#### [Given problem]
Filter for the word "Détailleurs" and keep each matching line.

#### [Records provided]

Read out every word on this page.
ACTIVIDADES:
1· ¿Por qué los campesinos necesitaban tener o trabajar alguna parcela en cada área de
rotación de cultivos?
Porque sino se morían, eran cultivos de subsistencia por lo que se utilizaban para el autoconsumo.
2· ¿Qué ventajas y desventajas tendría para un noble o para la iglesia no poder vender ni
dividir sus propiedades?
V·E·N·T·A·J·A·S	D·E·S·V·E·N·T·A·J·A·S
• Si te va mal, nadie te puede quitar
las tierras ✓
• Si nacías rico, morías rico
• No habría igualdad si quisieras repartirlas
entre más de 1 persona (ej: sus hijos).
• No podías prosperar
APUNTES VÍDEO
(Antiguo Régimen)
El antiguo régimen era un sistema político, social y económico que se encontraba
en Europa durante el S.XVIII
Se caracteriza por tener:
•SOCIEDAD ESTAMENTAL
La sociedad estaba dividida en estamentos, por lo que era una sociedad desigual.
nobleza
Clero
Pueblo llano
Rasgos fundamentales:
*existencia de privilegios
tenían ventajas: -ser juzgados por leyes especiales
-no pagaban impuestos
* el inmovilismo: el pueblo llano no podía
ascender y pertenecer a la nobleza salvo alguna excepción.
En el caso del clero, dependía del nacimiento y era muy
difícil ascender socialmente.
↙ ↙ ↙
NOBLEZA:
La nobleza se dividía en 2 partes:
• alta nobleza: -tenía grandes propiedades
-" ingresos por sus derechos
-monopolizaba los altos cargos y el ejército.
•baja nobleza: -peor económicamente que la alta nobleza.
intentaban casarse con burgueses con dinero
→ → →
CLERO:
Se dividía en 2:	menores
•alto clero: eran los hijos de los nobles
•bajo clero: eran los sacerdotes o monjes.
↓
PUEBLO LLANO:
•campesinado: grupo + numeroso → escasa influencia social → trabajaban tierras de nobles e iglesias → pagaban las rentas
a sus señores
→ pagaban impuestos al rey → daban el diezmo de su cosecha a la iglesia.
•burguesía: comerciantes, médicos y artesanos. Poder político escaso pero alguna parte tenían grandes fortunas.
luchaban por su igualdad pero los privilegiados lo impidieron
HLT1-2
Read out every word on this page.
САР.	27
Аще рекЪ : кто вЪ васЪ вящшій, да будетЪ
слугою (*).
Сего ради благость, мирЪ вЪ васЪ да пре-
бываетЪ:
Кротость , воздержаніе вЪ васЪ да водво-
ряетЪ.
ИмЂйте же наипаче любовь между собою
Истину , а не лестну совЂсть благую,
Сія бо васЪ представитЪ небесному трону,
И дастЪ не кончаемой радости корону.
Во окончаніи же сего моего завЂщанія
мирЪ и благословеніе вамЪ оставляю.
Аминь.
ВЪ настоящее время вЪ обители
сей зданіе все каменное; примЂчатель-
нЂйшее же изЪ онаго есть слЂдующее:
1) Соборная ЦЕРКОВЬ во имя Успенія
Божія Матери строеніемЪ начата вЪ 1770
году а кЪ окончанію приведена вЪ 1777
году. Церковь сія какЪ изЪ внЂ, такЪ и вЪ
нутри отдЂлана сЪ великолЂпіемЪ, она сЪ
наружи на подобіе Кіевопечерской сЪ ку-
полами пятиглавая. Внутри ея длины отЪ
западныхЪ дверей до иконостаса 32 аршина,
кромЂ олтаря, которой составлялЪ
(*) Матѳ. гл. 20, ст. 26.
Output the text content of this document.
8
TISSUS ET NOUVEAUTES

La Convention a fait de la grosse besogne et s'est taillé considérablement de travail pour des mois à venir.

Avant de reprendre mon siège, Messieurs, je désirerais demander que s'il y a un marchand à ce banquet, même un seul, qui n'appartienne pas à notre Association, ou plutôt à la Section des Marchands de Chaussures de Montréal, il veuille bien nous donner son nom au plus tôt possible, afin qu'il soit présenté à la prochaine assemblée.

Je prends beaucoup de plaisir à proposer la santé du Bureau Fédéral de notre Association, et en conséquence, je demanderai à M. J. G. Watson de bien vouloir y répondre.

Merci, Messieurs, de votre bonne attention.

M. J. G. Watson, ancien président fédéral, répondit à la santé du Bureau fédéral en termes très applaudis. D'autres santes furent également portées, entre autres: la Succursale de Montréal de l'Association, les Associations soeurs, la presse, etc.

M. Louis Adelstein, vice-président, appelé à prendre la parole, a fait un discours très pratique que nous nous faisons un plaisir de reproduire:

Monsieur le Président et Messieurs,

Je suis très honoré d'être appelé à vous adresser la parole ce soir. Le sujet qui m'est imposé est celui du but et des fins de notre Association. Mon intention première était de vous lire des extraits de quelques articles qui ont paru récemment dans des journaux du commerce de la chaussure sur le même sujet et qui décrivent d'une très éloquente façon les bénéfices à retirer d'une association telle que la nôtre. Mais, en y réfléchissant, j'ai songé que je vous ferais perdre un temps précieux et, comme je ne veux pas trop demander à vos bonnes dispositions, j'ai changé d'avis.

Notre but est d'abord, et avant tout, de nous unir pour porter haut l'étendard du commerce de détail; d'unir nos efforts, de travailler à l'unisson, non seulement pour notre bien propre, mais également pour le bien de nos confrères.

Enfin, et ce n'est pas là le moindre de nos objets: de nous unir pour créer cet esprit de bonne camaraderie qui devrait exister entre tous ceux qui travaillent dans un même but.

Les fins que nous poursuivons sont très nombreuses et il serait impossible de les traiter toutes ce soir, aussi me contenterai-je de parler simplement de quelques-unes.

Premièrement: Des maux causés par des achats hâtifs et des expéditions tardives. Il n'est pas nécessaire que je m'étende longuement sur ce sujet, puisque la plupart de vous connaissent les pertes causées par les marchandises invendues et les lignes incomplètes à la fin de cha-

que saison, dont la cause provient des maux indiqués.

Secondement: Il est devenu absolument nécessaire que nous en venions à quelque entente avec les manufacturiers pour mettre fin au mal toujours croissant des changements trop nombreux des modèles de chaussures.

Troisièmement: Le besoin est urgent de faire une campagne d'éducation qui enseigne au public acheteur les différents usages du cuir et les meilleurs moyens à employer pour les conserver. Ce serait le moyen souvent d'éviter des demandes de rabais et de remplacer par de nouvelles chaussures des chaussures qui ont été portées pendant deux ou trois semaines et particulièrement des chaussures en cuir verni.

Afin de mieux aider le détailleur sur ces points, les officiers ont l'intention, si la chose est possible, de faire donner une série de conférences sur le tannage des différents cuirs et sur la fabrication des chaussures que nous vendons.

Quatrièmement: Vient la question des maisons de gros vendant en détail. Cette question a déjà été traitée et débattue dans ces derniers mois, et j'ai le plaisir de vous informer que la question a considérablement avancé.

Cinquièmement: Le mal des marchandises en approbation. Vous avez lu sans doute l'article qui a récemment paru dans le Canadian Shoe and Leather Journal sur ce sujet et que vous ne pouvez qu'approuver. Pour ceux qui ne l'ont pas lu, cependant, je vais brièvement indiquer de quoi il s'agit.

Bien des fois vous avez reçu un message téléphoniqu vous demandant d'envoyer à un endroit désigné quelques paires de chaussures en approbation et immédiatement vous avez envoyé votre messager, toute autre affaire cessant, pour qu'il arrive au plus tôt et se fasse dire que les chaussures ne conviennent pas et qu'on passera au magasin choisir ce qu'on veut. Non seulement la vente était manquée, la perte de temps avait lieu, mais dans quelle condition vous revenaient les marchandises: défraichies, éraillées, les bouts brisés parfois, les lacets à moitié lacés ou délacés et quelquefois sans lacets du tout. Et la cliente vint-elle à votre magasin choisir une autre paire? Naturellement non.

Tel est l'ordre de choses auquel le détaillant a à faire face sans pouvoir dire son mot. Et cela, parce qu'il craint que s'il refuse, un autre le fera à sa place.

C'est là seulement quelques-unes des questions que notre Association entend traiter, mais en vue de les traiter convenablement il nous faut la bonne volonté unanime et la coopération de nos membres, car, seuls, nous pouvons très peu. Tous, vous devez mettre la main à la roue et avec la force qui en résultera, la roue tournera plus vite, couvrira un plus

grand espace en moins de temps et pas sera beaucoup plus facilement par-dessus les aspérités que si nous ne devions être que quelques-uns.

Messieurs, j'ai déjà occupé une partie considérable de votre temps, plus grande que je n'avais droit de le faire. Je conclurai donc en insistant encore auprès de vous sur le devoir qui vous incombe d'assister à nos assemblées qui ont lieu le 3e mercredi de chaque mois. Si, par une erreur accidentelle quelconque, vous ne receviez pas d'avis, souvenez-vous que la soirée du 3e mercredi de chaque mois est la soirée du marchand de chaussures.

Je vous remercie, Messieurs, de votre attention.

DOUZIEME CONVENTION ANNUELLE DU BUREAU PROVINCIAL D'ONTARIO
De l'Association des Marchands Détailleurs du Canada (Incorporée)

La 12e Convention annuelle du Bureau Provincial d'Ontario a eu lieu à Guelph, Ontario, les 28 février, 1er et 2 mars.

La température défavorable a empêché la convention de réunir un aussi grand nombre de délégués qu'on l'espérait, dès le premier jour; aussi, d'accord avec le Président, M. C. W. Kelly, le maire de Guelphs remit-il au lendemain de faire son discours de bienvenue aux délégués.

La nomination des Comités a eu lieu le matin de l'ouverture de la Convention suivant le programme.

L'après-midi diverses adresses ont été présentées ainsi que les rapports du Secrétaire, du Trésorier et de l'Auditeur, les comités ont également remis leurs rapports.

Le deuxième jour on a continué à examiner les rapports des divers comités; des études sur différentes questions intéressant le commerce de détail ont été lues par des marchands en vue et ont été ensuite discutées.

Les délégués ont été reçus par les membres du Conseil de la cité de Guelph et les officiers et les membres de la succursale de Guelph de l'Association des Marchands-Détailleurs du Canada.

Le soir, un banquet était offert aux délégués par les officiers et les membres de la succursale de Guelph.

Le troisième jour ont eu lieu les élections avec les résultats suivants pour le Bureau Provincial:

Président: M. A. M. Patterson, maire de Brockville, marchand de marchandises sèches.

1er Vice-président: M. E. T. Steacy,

#### [Worked answer]
De l'Association des Marchands Détailleurs du Canada (Incorporée)
Les délégués ont été reçus par les membres du Conseil de la cité de Guelph et les officiers et les membres de la succursale de Guelph de l'Association des Marchands-Détailleurs du Canada.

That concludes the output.